Exercise goal: How many lines in the entries below include the word "these"? Respond with the number only.

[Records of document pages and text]
########################################

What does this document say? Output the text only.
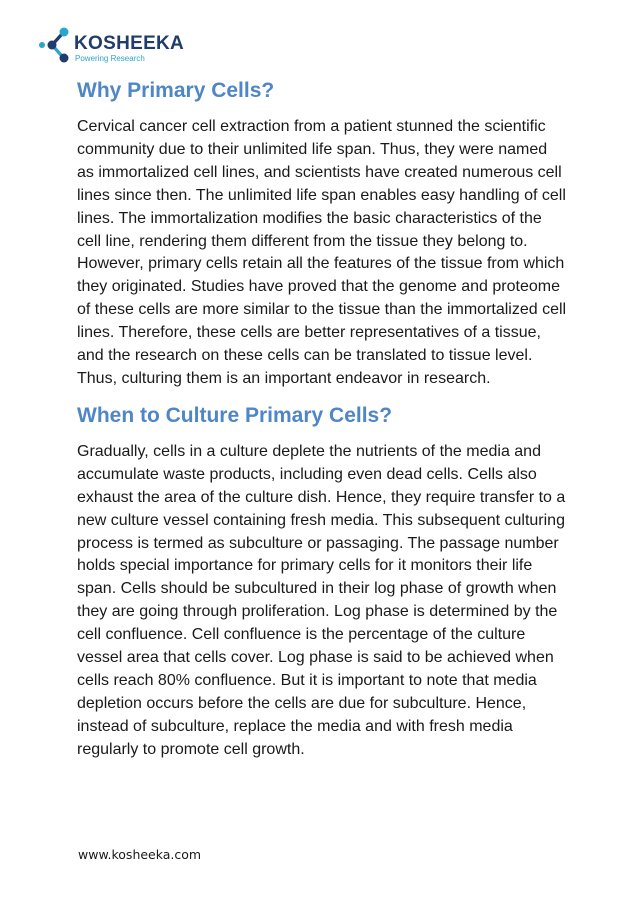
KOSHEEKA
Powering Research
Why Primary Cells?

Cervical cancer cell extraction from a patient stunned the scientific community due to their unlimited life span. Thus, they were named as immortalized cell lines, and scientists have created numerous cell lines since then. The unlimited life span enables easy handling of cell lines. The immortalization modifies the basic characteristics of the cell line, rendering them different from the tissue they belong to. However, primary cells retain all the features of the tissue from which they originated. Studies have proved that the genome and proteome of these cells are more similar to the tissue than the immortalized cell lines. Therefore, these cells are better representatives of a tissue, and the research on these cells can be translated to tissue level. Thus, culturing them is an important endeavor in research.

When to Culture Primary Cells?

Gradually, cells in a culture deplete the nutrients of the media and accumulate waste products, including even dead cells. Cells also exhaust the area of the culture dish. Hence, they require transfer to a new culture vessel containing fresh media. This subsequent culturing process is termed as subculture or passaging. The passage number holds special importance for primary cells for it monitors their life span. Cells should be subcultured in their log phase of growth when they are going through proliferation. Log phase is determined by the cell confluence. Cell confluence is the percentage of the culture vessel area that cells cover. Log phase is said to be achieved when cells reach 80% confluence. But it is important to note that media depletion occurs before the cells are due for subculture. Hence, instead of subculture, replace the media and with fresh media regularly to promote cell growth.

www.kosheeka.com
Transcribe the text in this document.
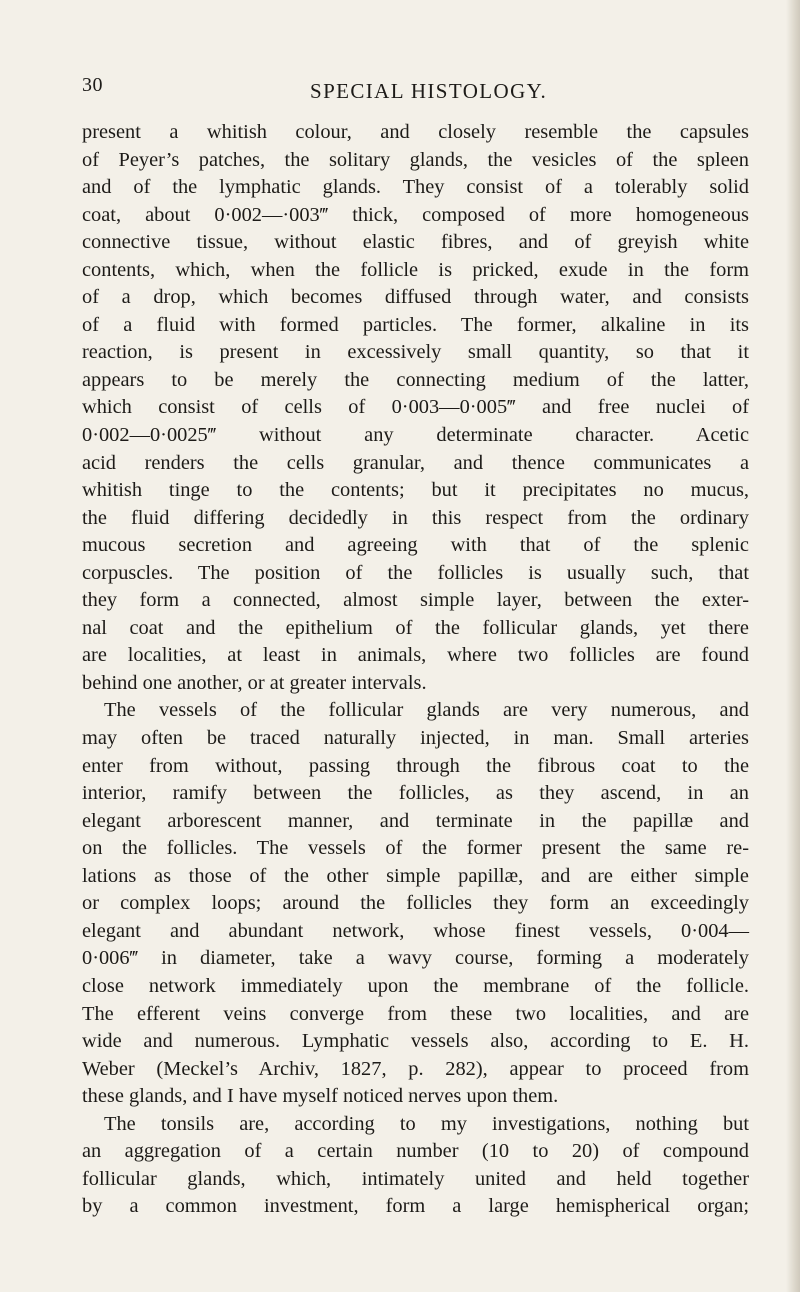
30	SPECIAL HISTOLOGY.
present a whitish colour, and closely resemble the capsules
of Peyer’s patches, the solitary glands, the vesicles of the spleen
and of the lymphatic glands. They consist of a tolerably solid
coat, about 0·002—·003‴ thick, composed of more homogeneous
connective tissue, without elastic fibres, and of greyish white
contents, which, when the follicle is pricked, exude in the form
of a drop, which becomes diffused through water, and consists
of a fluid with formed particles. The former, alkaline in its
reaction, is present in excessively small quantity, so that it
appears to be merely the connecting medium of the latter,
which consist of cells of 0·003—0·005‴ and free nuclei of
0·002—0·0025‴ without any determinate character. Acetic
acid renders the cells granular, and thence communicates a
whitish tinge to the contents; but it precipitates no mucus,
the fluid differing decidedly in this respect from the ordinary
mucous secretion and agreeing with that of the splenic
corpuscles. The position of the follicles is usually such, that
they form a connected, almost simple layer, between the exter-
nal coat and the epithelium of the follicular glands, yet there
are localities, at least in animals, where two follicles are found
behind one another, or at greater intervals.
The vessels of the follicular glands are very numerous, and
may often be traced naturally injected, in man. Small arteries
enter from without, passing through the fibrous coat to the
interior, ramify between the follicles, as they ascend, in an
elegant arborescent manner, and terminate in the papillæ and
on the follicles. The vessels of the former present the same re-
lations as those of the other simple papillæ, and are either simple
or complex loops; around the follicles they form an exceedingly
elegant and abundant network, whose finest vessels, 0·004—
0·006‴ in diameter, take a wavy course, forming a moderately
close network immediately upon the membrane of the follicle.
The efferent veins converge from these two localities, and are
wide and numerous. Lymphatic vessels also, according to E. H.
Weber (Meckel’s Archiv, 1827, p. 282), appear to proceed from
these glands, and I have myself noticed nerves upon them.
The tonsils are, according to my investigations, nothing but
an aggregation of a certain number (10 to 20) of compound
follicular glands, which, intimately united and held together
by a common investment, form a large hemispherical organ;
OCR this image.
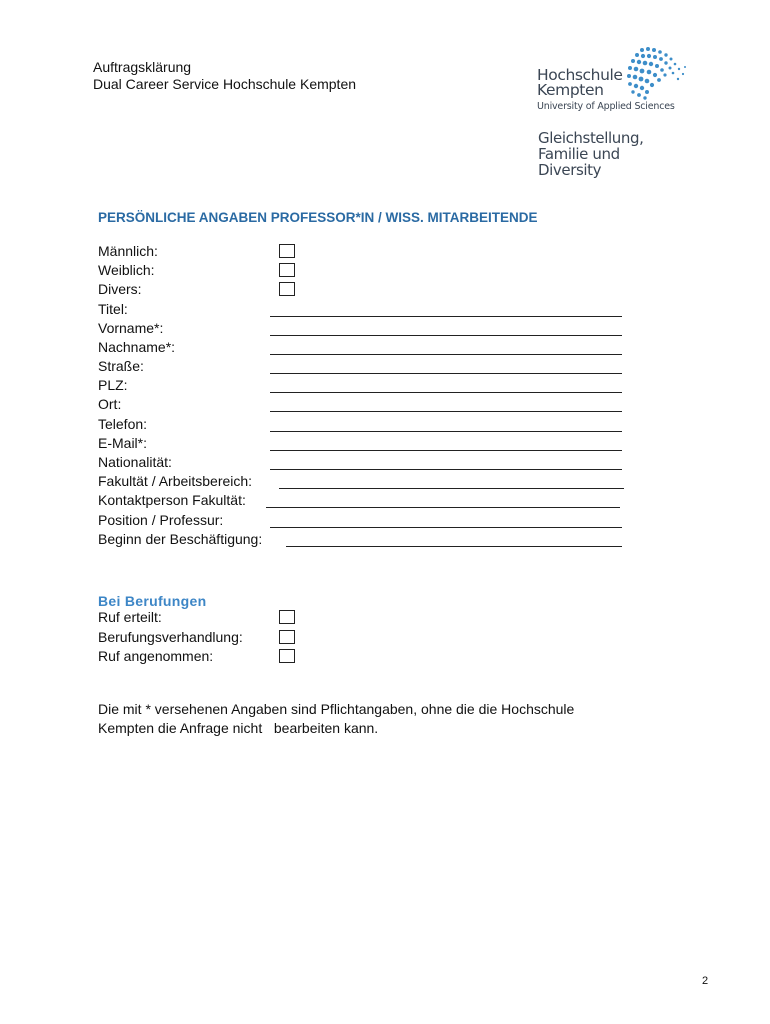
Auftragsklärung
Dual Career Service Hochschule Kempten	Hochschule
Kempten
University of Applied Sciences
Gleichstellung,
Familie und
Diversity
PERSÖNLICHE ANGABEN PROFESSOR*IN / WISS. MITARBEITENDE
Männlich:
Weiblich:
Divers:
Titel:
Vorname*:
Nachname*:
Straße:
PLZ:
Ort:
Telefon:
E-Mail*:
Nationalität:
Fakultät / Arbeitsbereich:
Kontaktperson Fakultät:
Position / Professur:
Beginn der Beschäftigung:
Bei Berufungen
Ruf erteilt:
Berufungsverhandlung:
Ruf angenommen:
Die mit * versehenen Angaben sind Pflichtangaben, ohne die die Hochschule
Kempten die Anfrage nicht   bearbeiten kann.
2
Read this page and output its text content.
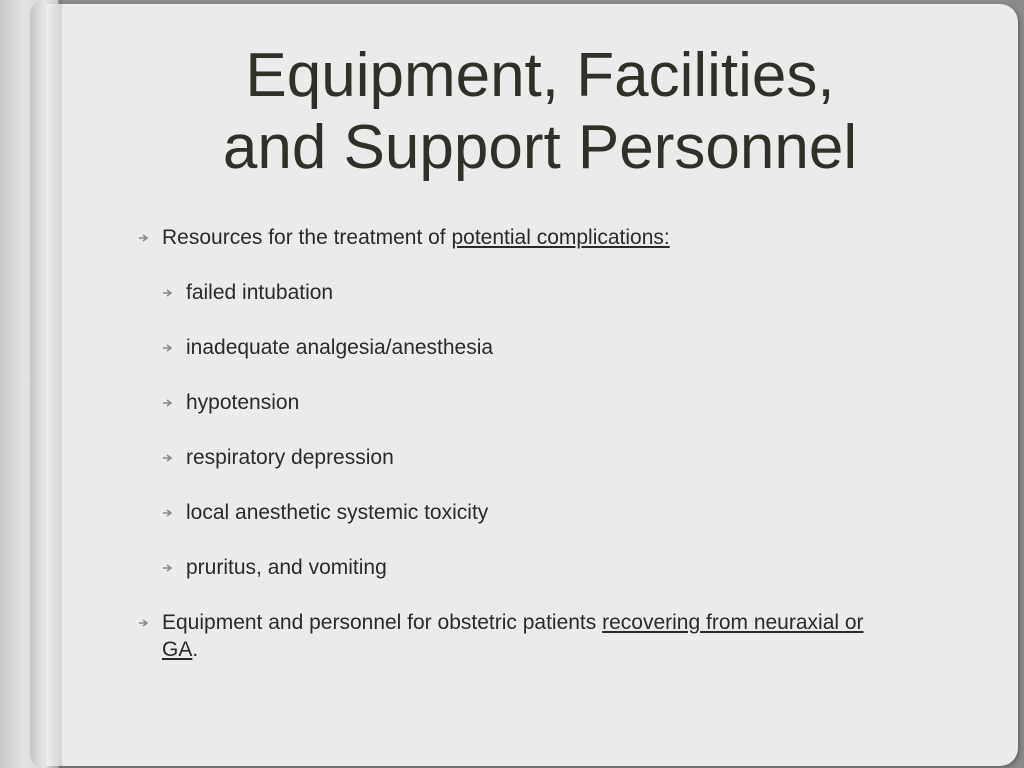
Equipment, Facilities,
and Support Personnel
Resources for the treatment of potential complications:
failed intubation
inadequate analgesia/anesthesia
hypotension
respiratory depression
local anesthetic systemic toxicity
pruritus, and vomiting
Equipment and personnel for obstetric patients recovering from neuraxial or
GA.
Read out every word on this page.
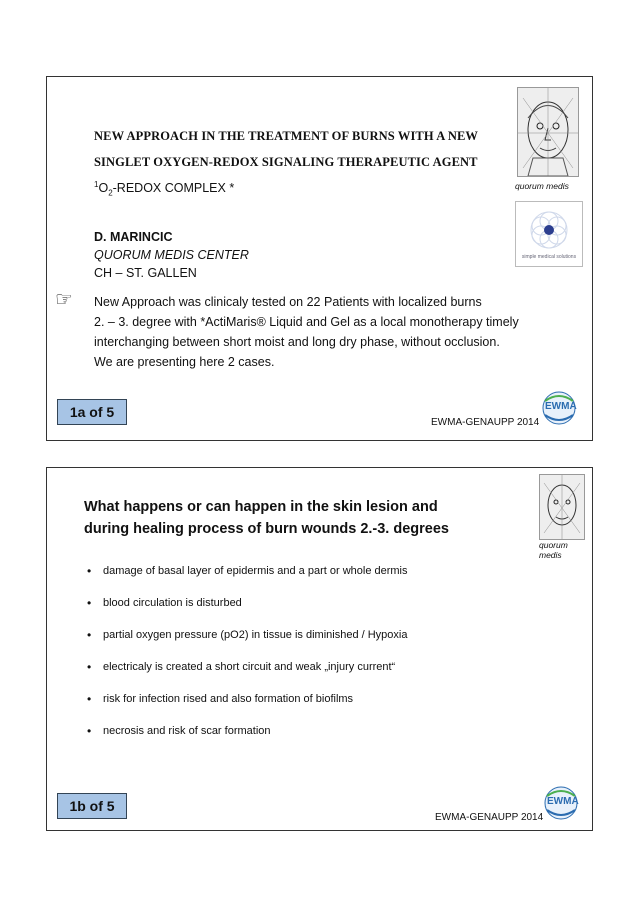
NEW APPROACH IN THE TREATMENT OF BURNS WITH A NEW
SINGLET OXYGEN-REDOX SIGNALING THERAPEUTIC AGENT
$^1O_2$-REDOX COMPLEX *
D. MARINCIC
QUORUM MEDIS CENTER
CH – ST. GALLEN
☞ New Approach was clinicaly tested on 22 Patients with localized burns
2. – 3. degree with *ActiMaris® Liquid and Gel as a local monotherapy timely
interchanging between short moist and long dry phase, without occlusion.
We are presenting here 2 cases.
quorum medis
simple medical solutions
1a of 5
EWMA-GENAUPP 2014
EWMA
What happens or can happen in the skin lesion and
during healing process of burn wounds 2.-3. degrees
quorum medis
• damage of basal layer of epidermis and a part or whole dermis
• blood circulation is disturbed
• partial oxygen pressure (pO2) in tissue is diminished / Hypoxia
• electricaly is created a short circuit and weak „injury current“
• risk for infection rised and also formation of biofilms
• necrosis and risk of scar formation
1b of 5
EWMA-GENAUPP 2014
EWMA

########################################

Response below: 3